▸ **Exercise instructions**
Extract the lines starting at the first one and ending at the line containing "- deals-point: [349, 396, 361, 408]", and repeat them exactly.

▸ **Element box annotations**
################
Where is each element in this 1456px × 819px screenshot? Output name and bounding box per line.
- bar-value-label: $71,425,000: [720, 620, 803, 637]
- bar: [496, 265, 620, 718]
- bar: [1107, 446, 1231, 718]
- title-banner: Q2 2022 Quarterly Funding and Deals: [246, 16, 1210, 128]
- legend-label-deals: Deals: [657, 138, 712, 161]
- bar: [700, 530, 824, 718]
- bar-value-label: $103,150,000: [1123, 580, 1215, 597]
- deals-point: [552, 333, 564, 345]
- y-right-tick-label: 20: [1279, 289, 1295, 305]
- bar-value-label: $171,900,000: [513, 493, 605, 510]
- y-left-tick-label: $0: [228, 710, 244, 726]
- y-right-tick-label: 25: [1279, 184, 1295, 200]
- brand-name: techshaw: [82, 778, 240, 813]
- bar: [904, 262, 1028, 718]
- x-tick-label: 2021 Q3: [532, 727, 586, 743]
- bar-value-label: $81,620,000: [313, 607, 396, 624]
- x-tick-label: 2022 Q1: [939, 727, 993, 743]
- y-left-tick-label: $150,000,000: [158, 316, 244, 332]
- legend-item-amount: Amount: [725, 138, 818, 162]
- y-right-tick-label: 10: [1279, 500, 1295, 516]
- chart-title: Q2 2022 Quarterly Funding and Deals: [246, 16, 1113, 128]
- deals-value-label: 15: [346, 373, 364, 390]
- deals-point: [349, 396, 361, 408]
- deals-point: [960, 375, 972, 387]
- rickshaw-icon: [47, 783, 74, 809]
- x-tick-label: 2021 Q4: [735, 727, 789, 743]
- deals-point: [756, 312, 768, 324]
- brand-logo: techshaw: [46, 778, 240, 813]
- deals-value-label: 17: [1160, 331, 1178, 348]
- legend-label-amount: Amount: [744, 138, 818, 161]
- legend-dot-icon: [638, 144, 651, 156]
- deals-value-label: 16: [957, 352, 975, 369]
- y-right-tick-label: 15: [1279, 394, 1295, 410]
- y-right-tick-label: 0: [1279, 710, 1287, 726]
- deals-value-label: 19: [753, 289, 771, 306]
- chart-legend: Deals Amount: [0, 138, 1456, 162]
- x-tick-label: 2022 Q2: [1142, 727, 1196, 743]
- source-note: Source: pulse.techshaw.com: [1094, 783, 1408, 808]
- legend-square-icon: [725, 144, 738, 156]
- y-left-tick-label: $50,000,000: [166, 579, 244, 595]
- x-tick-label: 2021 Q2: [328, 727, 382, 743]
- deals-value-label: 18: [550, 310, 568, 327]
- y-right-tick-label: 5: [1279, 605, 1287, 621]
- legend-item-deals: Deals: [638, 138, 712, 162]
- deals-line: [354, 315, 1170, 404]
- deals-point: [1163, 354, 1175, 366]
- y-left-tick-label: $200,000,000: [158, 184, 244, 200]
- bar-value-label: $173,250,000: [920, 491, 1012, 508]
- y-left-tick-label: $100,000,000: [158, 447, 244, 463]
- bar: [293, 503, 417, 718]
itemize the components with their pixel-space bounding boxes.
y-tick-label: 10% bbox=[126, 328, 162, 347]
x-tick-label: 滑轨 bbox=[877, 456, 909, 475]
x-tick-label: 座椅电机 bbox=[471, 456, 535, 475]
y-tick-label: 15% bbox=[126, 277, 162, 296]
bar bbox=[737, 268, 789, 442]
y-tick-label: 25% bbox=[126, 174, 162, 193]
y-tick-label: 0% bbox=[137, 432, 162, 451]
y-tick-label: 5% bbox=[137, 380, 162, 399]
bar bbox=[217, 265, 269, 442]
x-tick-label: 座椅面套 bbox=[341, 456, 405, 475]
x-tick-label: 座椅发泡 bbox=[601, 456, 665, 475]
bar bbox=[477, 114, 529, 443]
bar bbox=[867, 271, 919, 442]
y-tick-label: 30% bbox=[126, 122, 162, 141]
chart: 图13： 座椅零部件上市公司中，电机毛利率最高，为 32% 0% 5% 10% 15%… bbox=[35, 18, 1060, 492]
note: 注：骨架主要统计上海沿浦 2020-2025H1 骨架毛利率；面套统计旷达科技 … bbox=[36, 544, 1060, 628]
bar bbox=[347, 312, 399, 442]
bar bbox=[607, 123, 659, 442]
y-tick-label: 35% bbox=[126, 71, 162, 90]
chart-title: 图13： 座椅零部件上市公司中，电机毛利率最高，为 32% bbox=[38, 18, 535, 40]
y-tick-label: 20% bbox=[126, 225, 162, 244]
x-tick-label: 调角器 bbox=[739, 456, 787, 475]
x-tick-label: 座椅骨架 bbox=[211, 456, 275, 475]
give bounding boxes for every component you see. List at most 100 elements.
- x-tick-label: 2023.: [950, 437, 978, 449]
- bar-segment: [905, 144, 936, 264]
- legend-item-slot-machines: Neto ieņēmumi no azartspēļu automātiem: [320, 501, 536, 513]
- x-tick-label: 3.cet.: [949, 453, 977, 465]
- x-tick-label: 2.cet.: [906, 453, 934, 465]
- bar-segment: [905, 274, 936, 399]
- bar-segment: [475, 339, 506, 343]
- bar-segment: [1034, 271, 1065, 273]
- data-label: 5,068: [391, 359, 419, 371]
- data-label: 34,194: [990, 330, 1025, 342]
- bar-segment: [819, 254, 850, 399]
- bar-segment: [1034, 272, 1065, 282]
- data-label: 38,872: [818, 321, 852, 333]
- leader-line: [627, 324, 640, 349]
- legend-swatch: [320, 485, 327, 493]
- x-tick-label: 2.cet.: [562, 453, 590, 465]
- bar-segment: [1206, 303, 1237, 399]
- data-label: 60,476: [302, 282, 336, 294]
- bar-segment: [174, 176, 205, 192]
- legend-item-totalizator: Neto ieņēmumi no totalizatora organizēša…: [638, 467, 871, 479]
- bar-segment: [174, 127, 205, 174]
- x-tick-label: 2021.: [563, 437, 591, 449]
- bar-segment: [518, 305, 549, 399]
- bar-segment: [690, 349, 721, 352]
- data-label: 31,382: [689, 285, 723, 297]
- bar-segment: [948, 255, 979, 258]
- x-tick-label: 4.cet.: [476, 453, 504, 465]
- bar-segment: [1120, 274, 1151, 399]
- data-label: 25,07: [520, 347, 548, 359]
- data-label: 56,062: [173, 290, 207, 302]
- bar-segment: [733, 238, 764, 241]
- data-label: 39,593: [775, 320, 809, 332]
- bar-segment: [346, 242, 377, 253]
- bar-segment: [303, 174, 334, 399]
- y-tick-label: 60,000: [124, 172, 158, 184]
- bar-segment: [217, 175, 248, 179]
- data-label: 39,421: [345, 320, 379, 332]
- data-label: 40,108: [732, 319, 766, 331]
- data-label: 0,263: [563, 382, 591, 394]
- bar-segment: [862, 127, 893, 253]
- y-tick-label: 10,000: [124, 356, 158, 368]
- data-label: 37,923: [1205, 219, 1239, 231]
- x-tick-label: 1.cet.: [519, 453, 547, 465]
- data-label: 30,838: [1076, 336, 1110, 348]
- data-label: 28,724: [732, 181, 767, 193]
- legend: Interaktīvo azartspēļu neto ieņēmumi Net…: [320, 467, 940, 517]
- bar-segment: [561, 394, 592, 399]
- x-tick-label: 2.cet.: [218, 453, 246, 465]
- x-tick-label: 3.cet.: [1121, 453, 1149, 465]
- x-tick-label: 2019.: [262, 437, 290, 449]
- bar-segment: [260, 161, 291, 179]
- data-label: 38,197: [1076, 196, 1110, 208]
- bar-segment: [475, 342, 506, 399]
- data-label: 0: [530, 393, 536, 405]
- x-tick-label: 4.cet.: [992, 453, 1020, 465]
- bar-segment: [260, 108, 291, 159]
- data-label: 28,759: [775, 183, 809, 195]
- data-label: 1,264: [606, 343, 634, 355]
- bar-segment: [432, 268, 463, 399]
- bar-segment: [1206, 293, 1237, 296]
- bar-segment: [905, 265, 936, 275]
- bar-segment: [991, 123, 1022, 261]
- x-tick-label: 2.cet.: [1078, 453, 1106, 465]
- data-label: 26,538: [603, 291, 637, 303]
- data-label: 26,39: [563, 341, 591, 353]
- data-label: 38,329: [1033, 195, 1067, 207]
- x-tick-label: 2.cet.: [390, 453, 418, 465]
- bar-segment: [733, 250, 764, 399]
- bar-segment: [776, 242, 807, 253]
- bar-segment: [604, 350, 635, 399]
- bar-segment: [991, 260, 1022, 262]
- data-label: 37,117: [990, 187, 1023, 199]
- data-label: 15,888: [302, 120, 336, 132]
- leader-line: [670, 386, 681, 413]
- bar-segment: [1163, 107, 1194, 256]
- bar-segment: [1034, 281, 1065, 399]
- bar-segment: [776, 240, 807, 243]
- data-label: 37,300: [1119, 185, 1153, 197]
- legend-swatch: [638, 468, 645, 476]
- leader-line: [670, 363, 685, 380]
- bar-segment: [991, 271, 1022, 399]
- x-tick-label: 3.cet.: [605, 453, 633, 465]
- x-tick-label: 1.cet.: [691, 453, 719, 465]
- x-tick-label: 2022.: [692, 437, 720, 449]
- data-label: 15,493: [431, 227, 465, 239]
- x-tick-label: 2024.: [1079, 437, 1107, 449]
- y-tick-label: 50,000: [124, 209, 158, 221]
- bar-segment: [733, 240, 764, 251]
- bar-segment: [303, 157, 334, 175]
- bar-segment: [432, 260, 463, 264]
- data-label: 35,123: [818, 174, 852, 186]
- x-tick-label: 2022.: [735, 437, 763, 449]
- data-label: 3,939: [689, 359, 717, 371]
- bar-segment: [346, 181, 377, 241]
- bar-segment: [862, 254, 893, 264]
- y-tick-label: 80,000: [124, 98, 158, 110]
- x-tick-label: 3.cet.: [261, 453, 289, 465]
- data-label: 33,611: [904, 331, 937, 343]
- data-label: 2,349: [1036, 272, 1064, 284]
################
▸ **Result for this exercise**
Where is each element in this 1456px × 819px screenshot? Output name and bounding box per line.
- bar-value-label: $71,425,000: [720, 620, 803, 637]
- bar: [496, 265, 620, 718]
- bar: [1107, 446, 1231, 718]
- title-banner: Q2 2022 Quarterly Funding and Deals: [246, 16, 1210, 128]
- legend-label-deals: Deals: [657, 138, 712, 161]
- bar: [700, 530, 824, 718]
- bar-value-label: $103,150,000: [1123, 580, 1215, 597]
- deals-point: [552, 333, 564, 345]
- y-right-tick-label: 20: [1279, 289, 1295, 305]
- bar-value-label: $171,900,000: [513, 493, 605, 510]
- y-left-tick-label: $0: [228, 710, 244, 726]
- y-right-tick-label: 25: [1279, 184, 1295, 200]
- brand-name: techshaw: [82, 778, 240, 813]
- bar: [904, 262, 1028, 718]
- x-tick-label: 2021 Q3: [532, 727, 586, 743]
- bar-value-label: $81,620,000: [313, 607, 396, 624]
- x-tick-label: 2022 Q1: [939, 727, 993, 743]
- y-left-tick-label: $150,000,000: [158, 316, 244, 332]
- legend-item-amount: Amount: [725, 138, 818, 162]
- y-right-tick-label: 10: [1279, 500, 1295, 516]
- chart-title: Q2 2022 Quarterly Funding and Deals: [246, 16, 1113, 128]
- deals-value-label: 15: [346, 373, 364, 390]
- deals-point: [349, 396, 361, 408]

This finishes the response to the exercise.